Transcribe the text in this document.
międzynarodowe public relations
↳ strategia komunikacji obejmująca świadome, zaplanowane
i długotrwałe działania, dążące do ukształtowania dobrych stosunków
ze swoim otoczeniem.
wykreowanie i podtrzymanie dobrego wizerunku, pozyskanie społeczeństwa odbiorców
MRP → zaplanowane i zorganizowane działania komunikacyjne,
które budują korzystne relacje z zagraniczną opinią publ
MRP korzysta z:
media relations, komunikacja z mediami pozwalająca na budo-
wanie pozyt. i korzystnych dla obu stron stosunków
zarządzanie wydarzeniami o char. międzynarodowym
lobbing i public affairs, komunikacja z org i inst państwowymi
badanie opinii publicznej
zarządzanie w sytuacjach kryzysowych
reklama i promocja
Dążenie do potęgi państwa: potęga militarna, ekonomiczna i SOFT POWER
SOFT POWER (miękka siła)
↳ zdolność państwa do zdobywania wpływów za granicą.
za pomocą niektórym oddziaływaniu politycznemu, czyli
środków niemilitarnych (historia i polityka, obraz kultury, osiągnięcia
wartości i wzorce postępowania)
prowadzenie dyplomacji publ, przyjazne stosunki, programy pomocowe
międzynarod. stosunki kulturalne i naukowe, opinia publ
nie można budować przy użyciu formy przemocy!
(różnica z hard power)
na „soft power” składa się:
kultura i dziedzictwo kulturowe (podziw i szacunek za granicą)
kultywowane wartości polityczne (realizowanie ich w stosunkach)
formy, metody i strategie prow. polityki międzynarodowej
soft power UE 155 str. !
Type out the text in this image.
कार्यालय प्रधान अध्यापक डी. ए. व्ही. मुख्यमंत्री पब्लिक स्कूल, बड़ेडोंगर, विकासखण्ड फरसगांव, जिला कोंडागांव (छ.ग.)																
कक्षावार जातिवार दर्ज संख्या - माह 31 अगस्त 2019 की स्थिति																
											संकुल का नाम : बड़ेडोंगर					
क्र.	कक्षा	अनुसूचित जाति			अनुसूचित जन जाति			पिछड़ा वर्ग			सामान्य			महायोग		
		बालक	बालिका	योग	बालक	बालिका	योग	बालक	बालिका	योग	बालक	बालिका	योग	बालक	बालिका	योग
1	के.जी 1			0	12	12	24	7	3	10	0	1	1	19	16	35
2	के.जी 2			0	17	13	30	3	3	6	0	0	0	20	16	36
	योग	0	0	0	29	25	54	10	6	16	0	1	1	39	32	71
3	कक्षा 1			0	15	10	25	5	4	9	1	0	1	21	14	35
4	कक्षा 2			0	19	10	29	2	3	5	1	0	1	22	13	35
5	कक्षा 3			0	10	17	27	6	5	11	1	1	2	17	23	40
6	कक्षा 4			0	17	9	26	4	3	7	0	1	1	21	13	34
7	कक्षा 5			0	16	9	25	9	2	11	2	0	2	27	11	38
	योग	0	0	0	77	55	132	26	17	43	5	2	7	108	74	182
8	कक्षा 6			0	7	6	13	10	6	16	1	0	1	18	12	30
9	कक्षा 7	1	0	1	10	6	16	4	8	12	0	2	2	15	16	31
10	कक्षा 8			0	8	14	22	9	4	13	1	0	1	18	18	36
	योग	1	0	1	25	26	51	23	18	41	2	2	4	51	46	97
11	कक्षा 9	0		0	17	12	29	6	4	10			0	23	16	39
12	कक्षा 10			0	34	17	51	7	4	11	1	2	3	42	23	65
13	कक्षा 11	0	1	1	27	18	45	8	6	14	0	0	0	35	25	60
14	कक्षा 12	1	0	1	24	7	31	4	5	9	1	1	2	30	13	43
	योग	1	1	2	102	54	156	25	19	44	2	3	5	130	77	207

- **CHALLENGE**: Take every line containing the word "stosunki" and copy it.

- **EXERCISE RESPONSE**:
prowadzenie dyplomacji publ, przyjazne stosunki, programy pomocowe
międzynarod. stosunki kulturalne i naukowe, opinia publ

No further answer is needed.